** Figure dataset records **
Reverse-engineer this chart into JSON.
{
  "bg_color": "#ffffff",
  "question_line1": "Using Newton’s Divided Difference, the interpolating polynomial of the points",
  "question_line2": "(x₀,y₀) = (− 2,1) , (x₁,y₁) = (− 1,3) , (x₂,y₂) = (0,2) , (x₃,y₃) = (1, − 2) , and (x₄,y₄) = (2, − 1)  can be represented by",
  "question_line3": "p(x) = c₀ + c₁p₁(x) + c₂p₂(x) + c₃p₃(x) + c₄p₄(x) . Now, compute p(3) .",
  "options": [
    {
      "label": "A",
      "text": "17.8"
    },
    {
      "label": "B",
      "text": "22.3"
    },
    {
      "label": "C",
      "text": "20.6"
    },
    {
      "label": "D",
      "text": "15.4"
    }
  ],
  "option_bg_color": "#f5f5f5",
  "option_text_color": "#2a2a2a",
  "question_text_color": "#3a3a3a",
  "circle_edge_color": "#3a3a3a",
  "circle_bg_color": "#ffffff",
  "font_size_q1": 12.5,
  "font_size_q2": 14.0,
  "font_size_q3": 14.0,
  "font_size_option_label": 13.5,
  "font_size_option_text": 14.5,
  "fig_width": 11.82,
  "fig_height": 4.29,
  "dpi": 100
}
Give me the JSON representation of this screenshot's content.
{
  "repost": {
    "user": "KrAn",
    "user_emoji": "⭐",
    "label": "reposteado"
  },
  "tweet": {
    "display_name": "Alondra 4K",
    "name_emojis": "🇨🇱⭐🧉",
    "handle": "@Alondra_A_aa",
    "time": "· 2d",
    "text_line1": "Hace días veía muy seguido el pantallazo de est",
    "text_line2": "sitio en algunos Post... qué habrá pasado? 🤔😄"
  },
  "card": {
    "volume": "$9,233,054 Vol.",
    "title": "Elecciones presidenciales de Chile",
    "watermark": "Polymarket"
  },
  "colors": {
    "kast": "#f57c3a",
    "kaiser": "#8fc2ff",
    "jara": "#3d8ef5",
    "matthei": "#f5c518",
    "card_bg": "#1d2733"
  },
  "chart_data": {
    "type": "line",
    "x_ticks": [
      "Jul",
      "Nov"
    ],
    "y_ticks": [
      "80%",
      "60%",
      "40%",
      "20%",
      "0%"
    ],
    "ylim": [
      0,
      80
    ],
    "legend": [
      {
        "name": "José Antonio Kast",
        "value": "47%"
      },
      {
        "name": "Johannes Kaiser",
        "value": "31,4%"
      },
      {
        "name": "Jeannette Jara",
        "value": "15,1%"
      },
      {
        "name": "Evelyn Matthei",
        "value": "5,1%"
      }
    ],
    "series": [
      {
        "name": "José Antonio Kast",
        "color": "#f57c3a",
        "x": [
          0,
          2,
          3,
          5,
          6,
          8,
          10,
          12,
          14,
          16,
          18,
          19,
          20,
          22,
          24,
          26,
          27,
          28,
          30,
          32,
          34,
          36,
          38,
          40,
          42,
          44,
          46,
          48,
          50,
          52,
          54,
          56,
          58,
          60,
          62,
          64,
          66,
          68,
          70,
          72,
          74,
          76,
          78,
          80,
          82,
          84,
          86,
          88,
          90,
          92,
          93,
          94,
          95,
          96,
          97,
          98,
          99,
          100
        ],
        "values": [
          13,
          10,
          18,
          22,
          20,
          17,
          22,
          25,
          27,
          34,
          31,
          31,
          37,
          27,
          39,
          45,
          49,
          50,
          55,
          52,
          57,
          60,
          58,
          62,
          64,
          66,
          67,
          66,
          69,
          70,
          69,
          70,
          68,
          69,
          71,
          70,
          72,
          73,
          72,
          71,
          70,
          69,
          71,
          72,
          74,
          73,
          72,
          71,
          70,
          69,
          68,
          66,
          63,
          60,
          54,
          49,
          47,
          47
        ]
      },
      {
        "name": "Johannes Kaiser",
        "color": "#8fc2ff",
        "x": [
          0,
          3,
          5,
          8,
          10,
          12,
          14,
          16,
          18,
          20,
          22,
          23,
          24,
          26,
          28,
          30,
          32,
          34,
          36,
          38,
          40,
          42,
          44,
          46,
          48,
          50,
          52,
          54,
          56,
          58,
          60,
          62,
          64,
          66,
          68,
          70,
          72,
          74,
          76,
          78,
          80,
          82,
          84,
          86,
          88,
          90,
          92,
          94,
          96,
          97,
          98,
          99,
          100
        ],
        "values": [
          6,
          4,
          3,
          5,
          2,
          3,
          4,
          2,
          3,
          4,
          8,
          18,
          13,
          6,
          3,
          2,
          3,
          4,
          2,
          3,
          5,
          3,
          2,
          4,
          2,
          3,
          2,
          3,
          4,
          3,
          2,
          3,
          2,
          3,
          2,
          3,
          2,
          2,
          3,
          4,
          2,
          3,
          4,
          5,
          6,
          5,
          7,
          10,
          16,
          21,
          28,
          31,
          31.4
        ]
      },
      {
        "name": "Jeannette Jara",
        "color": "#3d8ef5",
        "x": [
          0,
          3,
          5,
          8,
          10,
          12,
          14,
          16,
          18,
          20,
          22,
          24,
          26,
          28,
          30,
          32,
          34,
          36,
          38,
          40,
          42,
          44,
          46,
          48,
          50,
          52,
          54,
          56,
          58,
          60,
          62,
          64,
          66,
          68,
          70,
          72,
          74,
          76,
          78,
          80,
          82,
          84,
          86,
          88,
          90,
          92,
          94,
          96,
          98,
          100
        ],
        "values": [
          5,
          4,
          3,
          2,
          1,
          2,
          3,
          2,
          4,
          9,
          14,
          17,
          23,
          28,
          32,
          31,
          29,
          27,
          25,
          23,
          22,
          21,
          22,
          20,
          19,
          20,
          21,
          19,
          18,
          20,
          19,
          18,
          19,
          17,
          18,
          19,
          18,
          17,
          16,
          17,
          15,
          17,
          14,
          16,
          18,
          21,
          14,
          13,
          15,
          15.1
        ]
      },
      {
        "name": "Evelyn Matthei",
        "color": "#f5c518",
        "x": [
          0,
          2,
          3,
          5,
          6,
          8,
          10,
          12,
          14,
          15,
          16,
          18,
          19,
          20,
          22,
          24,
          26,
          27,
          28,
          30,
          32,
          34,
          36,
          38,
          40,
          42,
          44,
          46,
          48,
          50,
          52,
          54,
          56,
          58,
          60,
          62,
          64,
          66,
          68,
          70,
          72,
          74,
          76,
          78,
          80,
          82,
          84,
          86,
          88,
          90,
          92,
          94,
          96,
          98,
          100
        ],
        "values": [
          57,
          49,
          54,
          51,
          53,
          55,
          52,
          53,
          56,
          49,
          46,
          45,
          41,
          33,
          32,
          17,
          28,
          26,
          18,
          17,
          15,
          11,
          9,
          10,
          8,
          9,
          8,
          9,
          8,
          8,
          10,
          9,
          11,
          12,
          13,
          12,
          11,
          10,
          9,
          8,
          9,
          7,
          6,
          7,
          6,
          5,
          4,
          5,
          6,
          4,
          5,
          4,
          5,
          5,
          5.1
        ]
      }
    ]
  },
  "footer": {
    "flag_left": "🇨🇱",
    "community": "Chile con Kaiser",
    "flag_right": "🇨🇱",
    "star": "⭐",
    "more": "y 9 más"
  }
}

** EXERCISE PROMPT **
Return the entries in full, keeping every line exactly as it is.

** FULL RESPONSE **
Reverse-engineer this chart into JSON.
{
  "bg_color": "#ffffff",
  "question_line1": "Using Newton’s Divided Difference, the interpolating polynomial of the points",
  "question_line2": "(x₀,y₀) = (− 2,1) , (x₁,y₁) = (− 1,3) , (x₂,y₂) = (0,2) , (x₃,y₃) = (1, − 2) , and (x₄,y₄) = (2, − 1)  can be represented by",
  "question_line3": "p(x) = c₀ + c₁p₁(x) + c₂p₂(x) + c₃p₃(x) + c₄p₄(x) . Now, compute p(3) .",
  "options": [
    {
      "label": "A",
      "text": "17.8"
    },
    {
      "label": "B",
      "text": "22.3"
    },
    {
      "label": "C",
      "text": "20.6"
    },
    {
      "label": "D",
      "text": "15.4"
    }
  ],
  "option_bg_color": "#f5f5f5",
  "option_text_color": "#2a2a2a",
  "question_text_color": "#3a3a3a",
  "circle_edge_color": "#3a3a3a",
  "circle_bg_color": "#ffffff",
  "font_size_q1": 12.5,
  "font_size_q2": 14.0,
  "font_size_q3": 14.0,
  "font_size_option_label": 13.5,
  "font_size_option_text": 14.5,
  "fig_width": 11.82,
  "fig_height": 4.29,
  "dpi": 100
}
Give me the JSON representation of this screenshot's content.
{
  "repost": {
    "user": "KrAn",
    "user_emoji": "⭐",
    "label": "reposteado"
  },
  "tweet": {
    "display_name": "Alondra 4K",
    "name_emojis": "🇨🇱⭐🧉",
    "handle": "@Alondra_A_aa",
    "time": "· 2d",
    "text_line1": "Hace días veía muy seguido el pantallazo de est",
    "text_line2": "sitio en algunos Post... qué habrá pasado? 🤔😄"
  },
  "card": {
    "volume": "$9,233,054 Vol.",
    "title": "Elecciones presidenciales de Chile",
    "watermark": "Polymarket"
  },
  "colors": {
    "kast": "#f57c3a",
    "kaiser": "#8fc2ff",
    "jara": "#3d8ef5",
    "matthei": "#f5c518",
    "card_bg": "#1d2733"
  },
  "chart_data": {
    "type": "line",
    "x_ticks": [
      "Jul",
      "Nov"
    ],
    "y_ticks": [
      "80%",
      "60%",
      "40%",
      "20%",
      "0%"
    ],
    "ylim": [
      0,
      80
    ],
    "legend": [
      {
        "name": "José Antonio Kast",
        "value": "47%"
      },
      {
        "name": "Johannes Kaiser",
        "value": "31,4%"
      },
      {
        "name": "Jeannette Jara",
        "value": "15,1%"
      },
      {
        "name": "Evelyn Matthei",
        "value": "5,1%"
      }
    ],
    "series": [
      {
        "name": "José Antonio Kast",
        "color": "#f57c3a",
        "x": [
          0,
          2,
          3,
          5,
          6,
          8,
          10,
          12,
          14,
          16,
          18,
          19,
          20,
          22,
          24,
          26,
          27,
          28,
          30,
          32,
          34,
          36,
          38,
          40,
          42,
          44,
          46,
          48,
          50,
          52,
          54,
          56,
          58,
          60,
          62,
          64,
          66,
          68,
          70,
          72,
          74,
          76,
          78,
          80,
          82,
          84,
          86,
          88,
          90,
          92,
          93,
          94,
          95,
          96,
          97,
          98,
          99,
          100
        ],
        "values": [
          13,
          10,
          18,
          22,
          20,
          17,
          22,
          25,
          27,
          34,
          31,
          31,
          37,
          27,
          39,
          45,
          49,
          50,
          55,
          52,
          57,
          60,
          58,
          62,
          64,
          66,
          67,
          66,
          69,
          70,
          69,
          70,
          68,
          69,
          71,
          70,
          72,
          73,
          72,
          71,
          70,
          69,
          71,
          72,
          74,
          73,
          72,
          71,
          70,
          69,
          68,
          66,
          63,
          60,
          54,
          49,
          47,
          47
        ]
      },
      {
        "name": "Johannes Kaiser",
        "color": "#8fc2ff",
        "x": [
          0,
          3,
          5,
          8,
          10,
          12,
          14,
          16,
          18,
          20,
          22,
          23,
          24,
          26,
          28,
          30,
          32,
          34,
          36,
          38,
          40,
          42,
          44,
          46,
          48,
          50,
          52,
          54,
          56,
          58,
          60,
          62,
          64,
          66,
          68,
          70,
          72,
          74,
          76,
          78,
          80,
          82,
          84,
          86,
          88,
          90,
          92,
          94,
          96,
          97,
          98,
          99,
          100
        ],
        "values": [
          6,
          4,
          3,
          5,
          2,
          3,
          4,
          2,
          3,
          4,
          8,
          18,
          13,
          6,
          3,
          2,
          3,
          4,
          2,
          3,
          5,
          3,
          2,
          4,
          2,
          3,
          2,
          3,
          4,
          3,
          2,
          3,
          2,
          3,
          2,
          3,
          2,
          2,
          3,
          4,
          2,
          3,
          4,
          5,
          6,
          5,
          7,
          10,
          16,
          21,
          28,
          31,
          31.4
        ]
      },
      {
        "name": "Jeannette Jara",
        "color": "#3d8ef5",
        "x": [
          0,
          3,
          5,
          8,
          10,
          12,
          14,
          16,
          18,
          20,
          22,
          24,
          26,
          28,
          30,
          32,
          34,
          36,
          38,
          40,
          42,
          44,
          46,
          48,
          50,
          52,
          54,
          56,
          58,
          60,
          62,
          64,
          66,
          68,
          70,
          72,
          74,
          76,
          78,
          80,
          82,
          84,
          86,
          88,
          90,
          92,
          94,
          96,
          98,
          100
        ],
        "values": [
          5,
          4,
          3,
          2,
          1,
          2,
          3,
          2,
          4,
          9,
          14,
          17,
          23,
          28,
          32,
          31,
          29,
          27,
          25,
          23,
          22,
          21,
          22,
          20,
          19,
          20,
          21,
          19,
          18,
          20,
          19,
          18,
          19,
          17,
          18,
          19,
          18,
          17,
          16,
          17,
          15,
          17,
          14,
          16,
          18,
          21,
          14,
          13,
          15,
          15.1
        ]
      },
      {
        "name": "Evelyn Matthei",
        "color": "#f5c518",
        "x": [
          0,
          2,
          3,
          5,
          6,
          8,
          10,
          12,
          14,
          15,
          16,
          18,
          19,
          20,
          22,
          24,
          26,
          27,
          28,
          30,
          32,
          34,
          36,
          38,
          40,
          42,
          44,
          46,
          48,
          50,
          52,
          54,
          56,
          58,
          60,
          62,
          64,
          66,
          68,
          70,
          72,
          74,
          76,
          78,
          80,
          82,
          84,
          86,
          88,
          90,
          92,
          94,
          96,
          98,
          100
        ],
        "values": [
          57,
          49,
          54,
          51,
          53,
          55,
          52,
          53,
          56,
          49,
          46,
          45,
          41,
          33,
          32,
          17,
          28,
          26,
          18,
          17,
          15,
          11,
          9,
          10,
          8,
          9,
          8,
          9,
          8,
          8,
          10,
          9,
          11,
          12,
          13,
          12,
          11,
          10,
          9,
          8,
          9,
          7,
          6,
          7,
          6,
          5,
          4,
          5,
          6,
          4,
          5,
          4,
          5,
          5,
          5.1
        ]
      }
    ]
  },
  "footer": {
    "flag_left": "🇨🇱",
    "community": "Chile con Kaiser",
    "flag_right": "🇨🇱",
    "star": "⭐",
    "more": "y 9 más"
  }
}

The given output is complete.